▶ _WORK REQUIRED_:
Show all lines from the listing below that contain "plateau".

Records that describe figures
○ ○ ○ ○ ○ ○ ○

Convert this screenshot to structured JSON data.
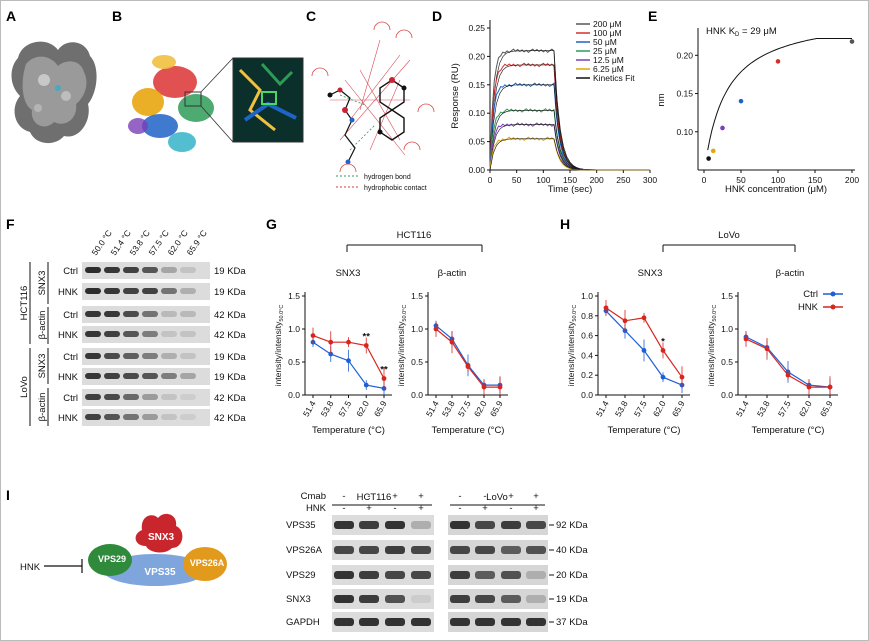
{
  "panels": {
    "A": "A",
    "B": "B",
    "C": "C",
    "D": "D",
    "E": "E",
    "F": "F",
    "G": "G",
    "H": "H",
    "I": "I"
  },
  "colors": {
    "ctrl": "#1f5fd6",
    "hnk": "#d7261e",
    "accent_red": "#e53935",
    "kinetics": "#111111",
    "green": "#2e9b57"
  },
  "panel_c": {
    "legend": [
      {
        "label": "hydrogen bond",
        "color": "#2e9b57"
      },
      {
        "label": "hydrophobic contact",
        "color": "#e53935"
      }
    ]
  },
  "panel_d": {
    "y_label": "Response (RU)",
    "x_label": "Time (sec)",
    "y_ticks": [
      "0.00",
      "0.05",
      "0.10",
      "0.15",
      "0.20",
      "0.25"
    ],
    "x_ticks": [
      "0",
      "50",
      "100",
      "150",
      "200",
      "250",
      "300"
    ],
    "legend": [
      {
        "label": "200 μM",
        "color": "#555555"
      },
      {
        "label": "100 μM",
        "color": "#d32f2f"
      },
      {
        "label": "50 μM",
        "color": "#1e63c7"
      },
      {
        "label": "25 μM",
        "color": "#2e9b57"
      },
      {
        "label": "12.5 μM",
        "color": "#7b3fb8"
      },
      {
        "label": "6.25 μM",
        "color": "#e0a800"
      },
      {
        "label": "Kinetics Fit",
        "color": "#111111"
      }
    ]
  },
  "chart_data": [
    {
      "type": "line",
      "title": "",
      "xlabel": "Time (sec)",
      "ylabel": "Response (RU)",
      "xlim": [
        0,
        300
      ],
      "ylim": [
        0,
        0.25
      ],
      "series": [
        {
          "name": "200 μM",
          "plateau": 0.21
        },
        {
          "name": "100 μM",
          "plateau": 0.185
        },
        {
          "name": "50 μM",
          "plateau": 0.15
        },
        {
          "name": "25 μM",
          "plateau": 0.105
        },
        {
          "name": "12.5 μM",
          "plateau": 0.08
        },
        {
          "name": "6.25 μM",
          "plateau": 0.055
        }
      ],
      "association_end": 120
    },
    {
      "type": "scatter",
      "title": "HNK K_D = 29 μM",
      "xlabel": "HNK concentration (μM)",
      "ylabel": "nm",
      "xlim": [
        0,
        200
      ],
      "ylim": [
        0.05,
        0.22
      ],
      "x": [
        6.25,
        12.5,
        25,
        50,
        100,
        200
      ],
      "y": [
        0.065,
        0.075,
        0.105,
        0.14,
        0.192,
        0.218
      ]
    },
    {
      "type": "line",
      "title": "SNX3",
      "xlabel": "Temperature (°C)",
      "ylabel": "intensity/intensity 50.0°C",
      "categories": [
        "51.4",
        "53.8",
        "57.5",
        "62.0",
        "65.9"
      ],
      "ylim": [
        0,
        1.5
      ],
      "series": [
        {
          "name": "Ctrl",
          "values": [
            0.8,
            0.62,
            0.52,
            0.15,
            0.1
          ]
        },
        {
          "name": "HNK",
          "values": [
            0.9,
            0.8,
            0.8,
            0.75,
            0.25
          ]
        }
      ],
      "annotations": [
        "**",
        "**"
      ]
    },
    {
      "type": "line",
      "title": "β-actin",
      "xlabel": "Temperature (°C)",
      "ylabel": "intensity/intensity 50.0°C",
      "categories": [
        "51.4",
        "53.8",
        "57.5",
        "62.0",
        "65.9"
      ],
      "ylim": [
        0,
        1.5
      ],
      "series": [
        {
          "name": "Ctrl",
          "values": [
            1.05,
            0.85,
            0.45,
            0.15,
            0.15
          ]
        },
        {
          "name": "HNK",
          "values": [
            1.0,
            0.8,
            0.43,
            0.12,
            0.12
          ]
        }
      ]
    },
    {
      "type": "line",
      "title": "SNX3",
      "xlabel": "Temperature (°C)",
      "ylabel": "intensity/intensity 50.0°C",
      "categories": [
        "51.4",
        "53.8",
        "57.5",
        "62.0",
        "65.9"
      ],
      "ylim": [
        0,
        1.0
      ],
      "series": [
        {
          "name": "Ctrl",
          "values": [
            0.85,
            0.65,
            0.45,
            0.18,
            0.1
          ]
        },
        {
          "name": "HNK",
          "values": [
            0.88,
            0.75,
            0.78,
            0.45,
            0.18
          ]
        }
      ],
      "annotations": [
        "*"
      ]
    },
    {
      "type": "line",
      "title": "β-actin",
      "xlabel": "Temperature (°C)",
      "ylabel": "intensity/intensity 50.0°C",
      "categories": [
        "51.4",
        "53.8",
        "57.5",
        "62.0",
        "65.9"
      ],
      "ylim": [
        0,
        1.5
      ],
      "series": [
        {
          "name": "Ctrl",
          "values": [
            0.88,
            0.72,
            0.35,
            0.15,
            0.12
          ]
        },
        {
          "name": "HNK",
          "values": [
            0.85,
            0.7,
            0.3,
            0.12,
            0.12
          ]
        }
      ]
    }
  ],
  "panel_e": {
    "title": "HNK K",
    "title_sub": "D",
    "title_tail": " = 29 μM",
    "y_label": "nm",
    "x_label": "HNK concentration (μM)",
    "y_ticks": [
      "0.10",
      "0.15",
      "0.20"
    ],
    "x_ticks": [
      "0",
      "50",
      "100",
      "150",
      "200"
    ],
    "point_colors": [
      "#111111",
      "#e0a800",
      "#7b3fb8",
      "#1e63c7",
      "#d32f2f",
      "#555555"
    ]
  },
  "panel_f": {
    "temps": [
      "50.0 °C",
      "51.4 °C",
      "53.8 °C",
      "57.5 °C",
      "62.0 °C",
      "65.9 °C"
    ],
    "rows": [
      {
        "label": "Ctrl",
        "kda": "19 KDa"
      },
      {
        "label": "HNK",
        "kda": "19 KDa"
      },
      {
        "label": "Ctrl",
        "kda": "42 KDa"
      },
      {
        "label": "HNK",
        "kda": "42 KDa"
      },
      {
        "label": "Ctrl",
        "kda": "19 KDa"
      },
      {
        "label": "HNK",
        "kda": "19 KDa"
      },
      {
        "label": "Ctrl",
        "kda": "42 KDa"
      },
      {
        "label": "HNK",
        "kda": "42 KDa"
      }
    ],
    "group_labels": {
      "snx3": "SNX3",
      "actin": "β-actin",
      "hct": "HCT116",
      "lovo": "LoVo"
    }
  },
  "panel_g": {
    "cell_line": "HCT116",
    "left_title": "SNX3",
    "right_title": "β-actin",
    "y_label": "intensity/intensity",
    "y_sub": "50.0°C",
    "x_label": "Temperature (°C)",
    "y_ticks": [
      "0.0",
      "0.5",
      "1.0",
      "1.5"
    ],
    "x_ticks": [
      "51.4",
      "53.8",
      "57.5",
      "62.0",
      "65.9"
    ]
  },
  "panel_h": {
    "cell_line": "LoVo",
    "left_title": "SNX3",
    "right_title": "β-actin",
    "y_label": "intensity/intensity",
    "y_sub": "50.0°C",
    "x_label": "Temperature (°C)",
    "y_ticks_left": [
      "0.0",
      "0.2",
      "0.4",
      "0.6",
      "0.8",
      "1.0"
    ],
    "y_ticks_right": [
      "0.0",
      "0.5",
      "1.0",
      "1.5"
    ],
    "x_ticks": [
      "51.4",
      "53.8",
      "57.5",
      "62.0",
      "65.9"
    ],
    "legend": [
      {
        "label": "Ctrl"
      },
      {
        "label": "HNK"
      }
    ]
  },
  "panel_i": {
    "hnk": "HNK",
    "complex": {
      "snx3": "SNX3",
      "vps29": "VPS29",
      "vps35": "VPS35",
      "vps26a": "VPS26A"
    },
    "cell_lines": [
      "HCT116",
      "LoVo"
    ],
    "treat_labels": [
      "Cmab",
      "HNK"
    ],
    "cmab": [
      "-",
      "-",
      "+",
      "+"
    ],
    "hnk_signs": [
      "-",
      "+",
      "-",
      "+"
    ],
    "blots": [
      {
        "label": "VPS35",
        "kda": "92 KDa"
      },
      {
        "label": "VPS26A",
        "kda": "40 KDa"
      },
      {
        "label": "VPS29",
        "kda": "20 KDa"
      },
      {
        "label": "SNX3",
        "kda": "19 KDa"
      },
      {
        "label": "GAPDH",
        "kda": "37 KDa"
      }
    ]
  }
}
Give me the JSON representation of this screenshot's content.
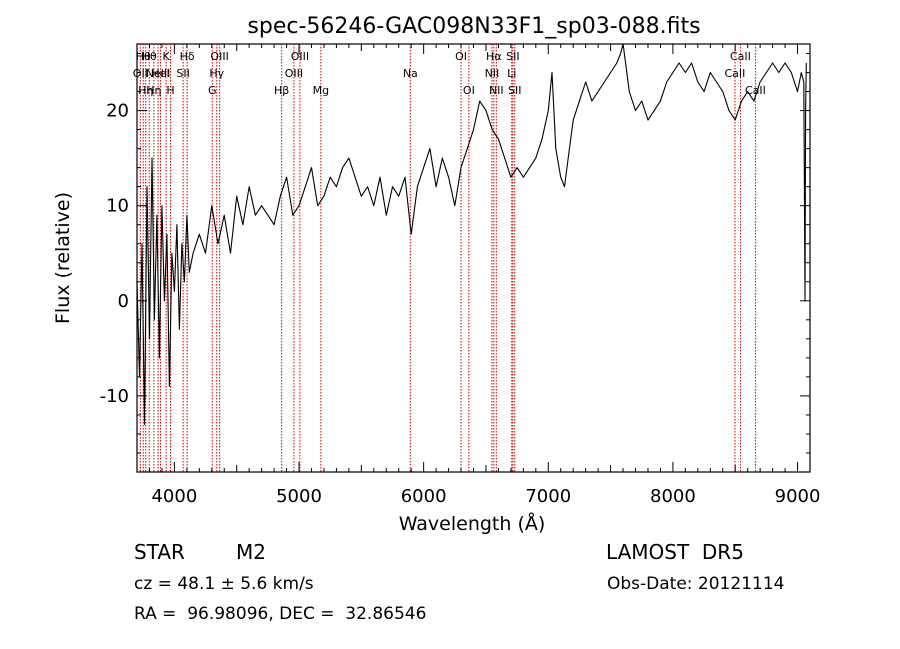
{
  "chart_data": {
    "type": "line",
    "title": "spec-56246-GAC098N33F1_sp03-088.fits",
    "xlabel": "Wavelength (Å)",
    "ylabel": "Flux (relative)",
    "xlim": [
      3700,
      9100
    ],
    "ylim": [
      -18,
      27
    ],
    "x_ticks": [
      4000,
      5000,
      6000,
      7000,
      8000,
      9000
    ],
    "y_ticks": [
      -10,
      0,
      10,
      20
    ],
    "grid": false,
    "series": [
      {
        "x": [
          3700,
          3720,
          3740,
          3760,
          3780,
          3800,
          3820,
          3840,
          3860,
          3880,
          3900,
          3920,
          3940,
          3960,
          3980,
          4000,
          4020,
          4040,
          4060,
          4080,
          4100,
          4120,
          4150,
          4200,
          4250,
          4300,
          4350,
          4400,
          4450,
          4500,
          4550,
          4600,
          4650,
          4700,
          4750,
          4800,
          4850,
          4900,
          4950,
          5000,
          5050,
          5100,
          5150,
          5200,
          5250,
          5300,
          5350,
          5400,
          5450,
          5500,
          5550,
          5600,
          5650,
          5700,
          5750,
          5800,
          5850,
          5900,
          5950,
          6000,
          6050,
          6100,
          6150,
          6200,
          6250,
          6300,
          6350,
          6400,
          6450,
          6500,
          6550,
          6600,
          6650,
          6700,
          6750,
          6800,
          6850,
          6900,
          6950,
          7000,
          7030,
          7060,
          7100,
          7130,
          7160,
          7200,
          7250,
          7300,
          7350,
          7400,
          7450,
          7500,
          7550,
          7580,
          7600,
          7650,
          7700,
          7750,
          7800,
          7850,
          7900,
          7950,
          8000,
          8050,
          8100,
          8150,
          8200,
          8250,
          8300,
          8350,
          8400,
          8450,
          8500,
          8550,
          8600,
          8650,
          8700,
          8750,
          8800,
          8850,
          8900,
          8950,
          9000,
          9030,
          9050,
          9060,
          9065,
          9070
        ],
        "y": [
          2,
          -8,
          6,
          -13,
          12,
          -4,
          15,
          -2,
          9,
          -6,
          10,
          0,
          7,
          -9,
          5,
          1,
          8,
          -3,
          6,
          2,
          9,
          3,
          5,
          7,
          5,
          10,
          6,
          9,
          5,
          11,
          8,
          12,
          9,
          10,
          9,
          8,
          11,
          13,
          9,
          10,
          12,
          14,
          10,
          11,
          13,
          12,
          14,
          15,
          13,
          11,
          12,
          10,
          13,
          9,
          12,
          11,
          13,
          7,
          12,
          14,
          16,
          12,
          15,
          13,
          10,
          14,
          16,
          18,
          21,
          20,
          18,
          17,
          15,
          13,
          14,
          13,
          14,
          15,
          17,
          20,
          24,
          16,
          13,
          12,
          15,
          19,
          21,
          23,
          21,
          22,
          23,
          24,
          25,
          26,
          27,
          22,
          20,
          21,
          19,
          20,
          21,
          23,
          24,
          25,
          24,
          25,
          23,
          22,
          24,
          23,
          22,
          20,
          19,
          21,
          22,
          21,
          23,
          24,
          25,
          24,
          25,
          24,
          22,
          24,
          23,
          0,
          20,
          25
        ]
      }
    ],
    "lines": [
      {
        "x": 3727,
        "label": "OII",
        "row": 1
      },
      {
        "x": 3750,
        "label": "Hθ",
        "row": 0
      },
      {
        "x": 3770,
        "label": "Hη",
        "row": 2
      },
      {
        "x": 3798,
        "label": "Hθ",
        "row": 0
      },
      {
        "x": 3835,
        "label": "Hη",
        "row": 2
      },
      {
        "x": 3869,
        "label": "NeIII",
        "row": 1
      },
      {
        "x": 3889,
        "label": "HeI",
        "row": 1
      },
      {
        "x": 3934,
        "label": "K",
        "row": 0
      },
      {
        "x": 3969,
        "label": "H",
        "row": 2
      },
      {
        "x": 4070,
        "label": "SII",
        "row": 1
      },
      {
        "x": 4102,
        "label": "Hδ",
        "row": 0
      },
      {
        "x": 4304,
        "label": "G",
        "row": 2
      },
      {
        "x": 4340,
        "label": "Hγ",
        "row": 1
      },
      {
        "x": 4363,
        "label": "OIII",
        "row": 0
      },
      {
        "x": 4861,
        "label": "Hβ",
        "row": 2
      },
      {
        "x": 4959,
        "label": "OIII",
        "row": 1
      },
      {
        "x": 5007,
        "label": "OIII",
        "row": 0
      },
      {
        "x": 5175,
        "label": "Mg",
        "row": 2
      },
      {
        "x": 5893,
        "label": "Na",
        "row": 1
      },
      {
        "x": 6300,
        "label": "OI",
        "row": 0
      },
      {
        "x": 6363,
        "label": "OI",
        "row": 2
      },
      {
        "x": 6548,
        "label": "NII",
        "row": 1
      },
      {
        "x": 6563,
        "label": "Hα",
        "row": 0
      },
      {
        "x": 6583,
        "label": "NII",
        "row": 2
      },
      {
        "x": 6707,
        "label": "Li",
        "row": 1
      },
      {
        "x": 6716,
        "label": "SII",
        "row": 0
      },
      {
        "x": 6731,
        "label": "SII",
        "row": 2
      },
      {
        "x": 8498,
        "label": "CaII",
        "row": 1
      },
      {
        "x": 8542,
        "label": "CaII",
        "row": 0
      },
      {
        "x": 8662,
        "label": "CaII",
        "row": 2
      }
    ]
  },
  "info": {
    "class_type": "STAR",
    "subclass": "M2",
    "survey": "LAMOST  DR5",
    "redshift": "cz = 48.1 ± 5.6 km/s",
    "obs_date": "Obs-Date: 20121114",
    "coords": "RA =  96.98096, DEC =  32.86546"
  },
  "colors": {
    "line_marker": "#cc0000",
    "spectrum": "#000000",
    "background": "#ffffff"
  }
}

○ ○ ○ ○ ○ ○ ○

▶ _WORKED SOLUTION_:
          "plateau": 0.21
          "plateau": 0.185
          "plateau": 0.15
          "plateau": 0.105
          "plateau": 0.08
          "plateau": 0.055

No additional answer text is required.